-- begin Entries supplied --
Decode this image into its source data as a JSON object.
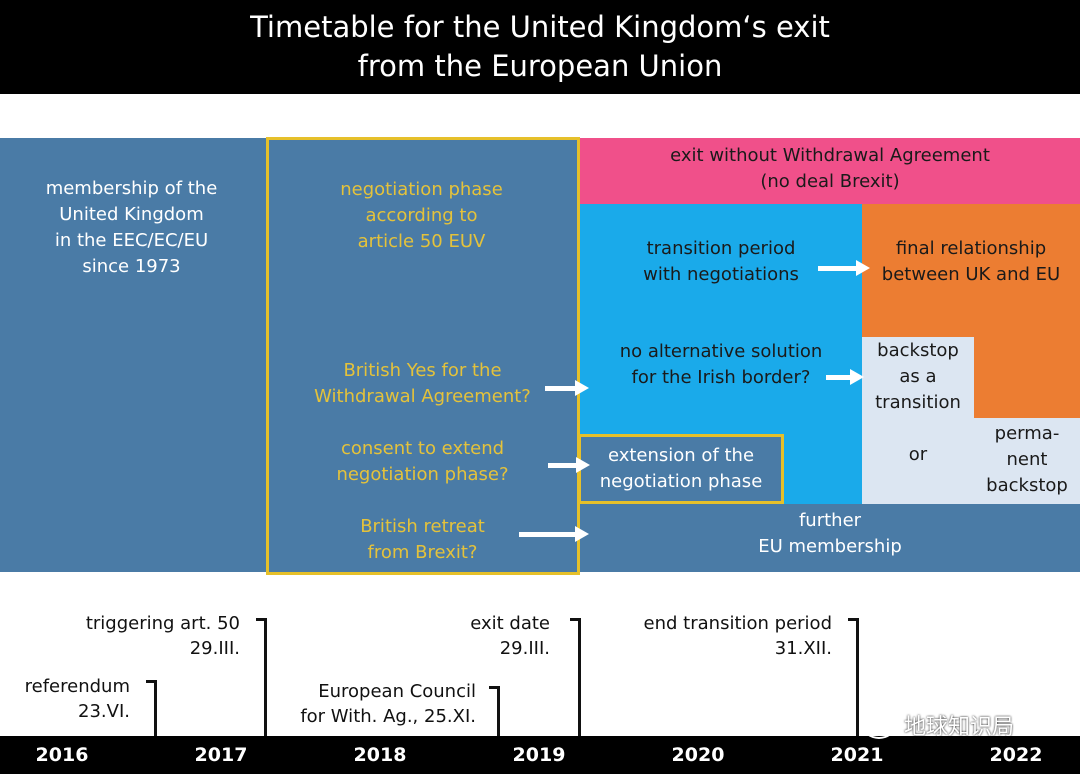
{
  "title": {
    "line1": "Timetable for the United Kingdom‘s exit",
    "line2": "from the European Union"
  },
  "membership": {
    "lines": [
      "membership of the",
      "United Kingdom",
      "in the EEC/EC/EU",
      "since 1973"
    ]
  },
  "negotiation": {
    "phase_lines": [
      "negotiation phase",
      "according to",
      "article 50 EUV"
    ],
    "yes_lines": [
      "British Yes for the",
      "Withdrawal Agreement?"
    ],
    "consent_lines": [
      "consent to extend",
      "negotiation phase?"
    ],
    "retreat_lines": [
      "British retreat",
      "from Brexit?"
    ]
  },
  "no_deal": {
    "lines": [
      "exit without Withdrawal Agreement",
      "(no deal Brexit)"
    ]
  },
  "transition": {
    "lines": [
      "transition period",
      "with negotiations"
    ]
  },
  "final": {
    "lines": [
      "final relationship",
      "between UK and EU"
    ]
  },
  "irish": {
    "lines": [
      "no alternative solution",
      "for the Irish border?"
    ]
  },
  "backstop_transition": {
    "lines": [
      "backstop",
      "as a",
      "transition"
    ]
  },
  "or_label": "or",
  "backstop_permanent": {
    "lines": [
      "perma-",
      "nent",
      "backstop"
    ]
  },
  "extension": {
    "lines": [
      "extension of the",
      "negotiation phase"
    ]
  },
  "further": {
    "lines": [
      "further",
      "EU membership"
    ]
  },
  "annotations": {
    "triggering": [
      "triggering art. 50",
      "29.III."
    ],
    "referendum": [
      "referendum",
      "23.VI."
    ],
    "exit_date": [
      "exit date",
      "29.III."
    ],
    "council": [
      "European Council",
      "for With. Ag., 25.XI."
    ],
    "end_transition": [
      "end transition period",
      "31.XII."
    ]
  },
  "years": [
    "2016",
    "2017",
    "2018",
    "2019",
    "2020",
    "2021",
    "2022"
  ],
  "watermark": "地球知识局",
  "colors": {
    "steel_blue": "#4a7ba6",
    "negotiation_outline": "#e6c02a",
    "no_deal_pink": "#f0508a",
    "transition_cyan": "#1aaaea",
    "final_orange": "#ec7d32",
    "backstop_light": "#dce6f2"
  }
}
-- end Entries supplied --
-- begin Entries supplied --
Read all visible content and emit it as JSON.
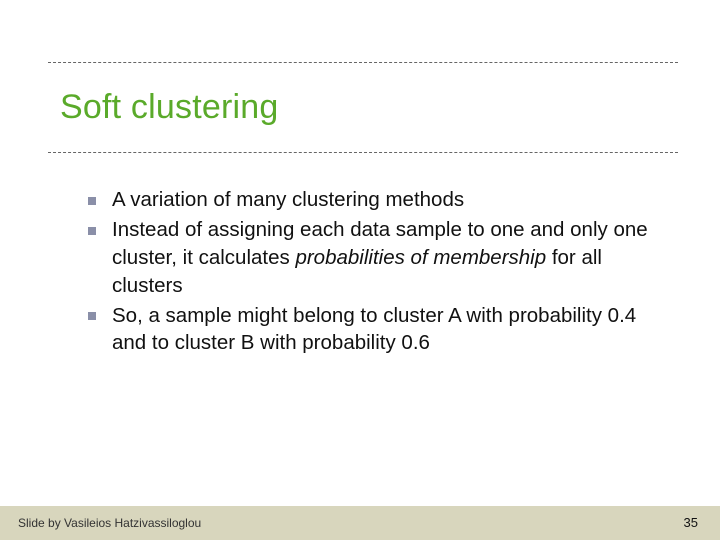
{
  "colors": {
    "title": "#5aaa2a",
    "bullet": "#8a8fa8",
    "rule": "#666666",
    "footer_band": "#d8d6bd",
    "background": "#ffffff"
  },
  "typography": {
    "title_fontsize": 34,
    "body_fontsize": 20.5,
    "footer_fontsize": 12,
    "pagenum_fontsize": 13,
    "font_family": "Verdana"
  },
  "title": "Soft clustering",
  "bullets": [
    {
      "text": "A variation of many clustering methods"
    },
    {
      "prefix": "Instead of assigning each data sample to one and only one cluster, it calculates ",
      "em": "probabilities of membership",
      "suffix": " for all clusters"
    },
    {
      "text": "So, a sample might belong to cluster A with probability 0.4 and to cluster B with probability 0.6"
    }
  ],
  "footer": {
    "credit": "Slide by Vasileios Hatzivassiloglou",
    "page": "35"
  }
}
-- end Entries supplied --
-- begin Entries supplied --
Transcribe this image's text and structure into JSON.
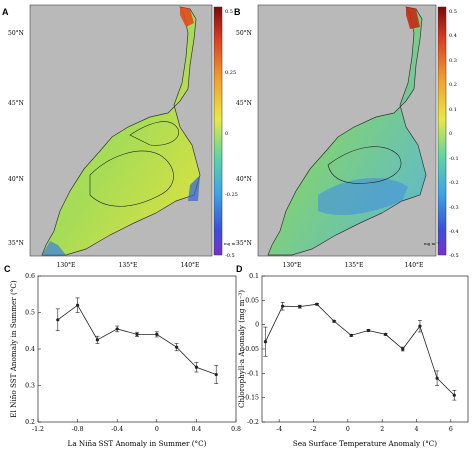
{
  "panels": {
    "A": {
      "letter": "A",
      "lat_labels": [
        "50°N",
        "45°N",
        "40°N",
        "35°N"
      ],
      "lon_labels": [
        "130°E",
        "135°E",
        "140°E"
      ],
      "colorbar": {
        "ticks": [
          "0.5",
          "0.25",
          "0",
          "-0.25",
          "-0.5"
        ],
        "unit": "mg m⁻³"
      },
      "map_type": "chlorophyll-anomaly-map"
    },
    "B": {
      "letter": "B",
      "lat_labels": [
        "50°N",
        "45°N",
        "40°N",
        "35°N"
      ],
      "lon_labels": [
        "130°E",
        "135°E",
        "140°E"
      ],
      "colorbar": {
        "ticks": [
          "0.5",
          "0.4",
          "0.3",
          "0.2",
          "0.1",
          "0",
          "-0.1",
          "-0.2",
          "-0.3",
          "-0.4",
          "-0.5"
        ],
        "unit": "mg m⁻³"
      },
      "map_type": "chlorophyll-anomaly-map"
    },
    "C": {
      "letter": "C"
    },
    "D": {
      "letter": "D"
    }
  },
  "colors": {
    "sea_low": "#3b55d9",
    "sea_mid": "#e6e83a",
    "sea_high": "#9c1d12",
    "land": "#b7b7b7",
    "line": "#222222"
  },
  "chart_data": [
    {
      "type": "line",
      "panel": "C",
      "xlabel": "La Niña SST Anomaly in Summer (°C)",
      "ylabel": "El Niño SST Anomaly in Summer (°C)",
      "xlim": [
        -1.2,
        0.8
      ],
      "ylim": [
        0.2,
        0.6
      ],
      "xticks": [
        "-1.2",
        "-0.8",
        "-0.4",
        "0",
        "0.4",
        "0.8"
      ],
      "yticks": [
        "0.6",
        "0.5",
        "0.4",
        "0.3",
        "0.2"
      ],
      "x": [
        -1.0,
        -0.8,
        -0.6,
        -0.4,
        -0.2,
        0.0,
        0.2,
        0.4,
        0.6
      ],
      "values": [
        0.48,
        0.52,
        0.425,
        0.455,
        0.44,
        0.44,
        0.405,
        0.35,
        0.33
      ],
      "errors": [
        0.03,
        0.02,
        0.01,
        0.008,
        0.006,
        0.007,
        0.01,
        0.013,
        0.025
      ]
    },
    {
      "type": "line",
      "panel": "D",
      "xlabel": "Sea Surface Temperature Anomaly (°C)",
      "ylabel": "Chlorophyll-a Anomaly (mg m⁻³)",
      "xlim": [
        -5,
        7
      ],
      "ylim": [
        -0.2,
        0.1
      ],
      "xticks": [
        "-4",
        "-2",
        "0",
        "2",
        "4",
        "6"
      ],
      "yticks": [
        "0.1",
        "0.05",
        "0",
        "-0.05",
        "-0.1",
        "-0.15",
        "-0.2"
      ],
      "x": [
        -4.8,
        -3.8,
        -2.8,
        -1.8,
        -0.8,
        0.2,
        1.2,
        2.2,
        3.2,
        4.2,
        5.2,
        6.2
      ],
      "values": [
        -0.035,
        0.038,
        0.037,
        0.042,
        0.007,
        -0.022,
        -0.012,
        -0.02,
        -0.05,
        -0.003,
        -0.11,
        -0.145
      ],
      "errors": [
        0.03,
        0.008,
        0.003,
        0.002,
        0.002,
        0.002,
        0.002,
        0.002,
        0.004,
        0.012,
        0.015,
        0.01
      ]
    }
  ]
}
-- end Entries supplied --
What the task requires:
Say how many lines in this material hold "Summer", and say nothing else.

Written response:
2